_Input rows_:
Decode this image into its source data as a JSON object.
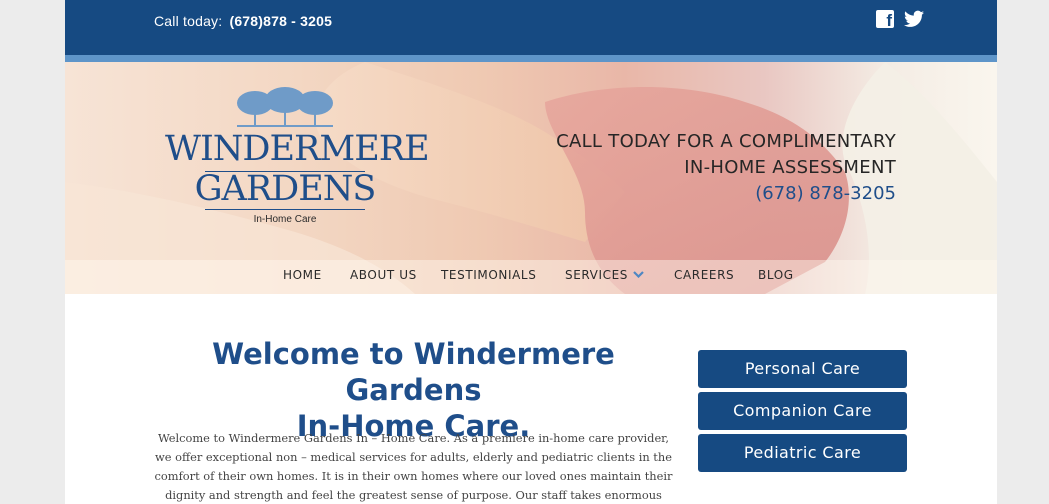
{
  "topbar": {
    "call_label": "Call today:",
    "phone": "(678)878 - 3205",
    "social": [
      {
        "icon": "facebook-icon",
        "glyph": "f"
      },
      {
        "icon": "twitter-icon"
      }
    ]
  },
  "logo": {
    "line1": "WINDERMERE",
    "line2": "GARDENS",
    "tagline": "In-Home Care"
  },
  "promo": {
    "line1": "CALL TODAY FOR A COMPLIMENTARY",
    "line2": "IN-HOME ASSESSMENT",
    "phone": "(678) 878-3205"
  },
  "nav": {
    "items": [
      {
        "label": "HOME"
      },
      {
        "label": "ABOUT US"
      },
      {
        "label": "TESTIMONIALS"
      },
      {
        "label": "SERVICES"
      },
      {
        "label": "CAREERS"
      },
      {
        "label": "BLOG"
      }
    ]
  },
  "main": {
    "title_line1": "Welcome to Windermere Gardens",
    "title_line2": "In-Home Care.",
    "intro": "Welcome to Windermere Gardens In – Home Care. As a premiere in-home care provider, we offer exceptional non – medical services for adults, elderly and pediatric clients in the comfort of their own homes. It is in their own homes where our loved ones maintain their dignity and strength and feel the greatest sense of purpose. Our staff takes enormous pride"
  },
  "sidebar": {
    "services": [
      {
        "label": "Personal Care"
      },
      {
        "label": "Companion Care"
      },
      {
        "label": "Pediatric Care"
      }
    ]
  },
  "colors": {
    "brand_blue": "#164a82",
    "accent_blue": "#5e95c9",
    "page_bg": "#ececec"
  }
}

_Task details_:
Copy each line of the listing that includes "icon".

_Task output_:
        "icon": "facebook-icon",
        "icon": "twitter-icon"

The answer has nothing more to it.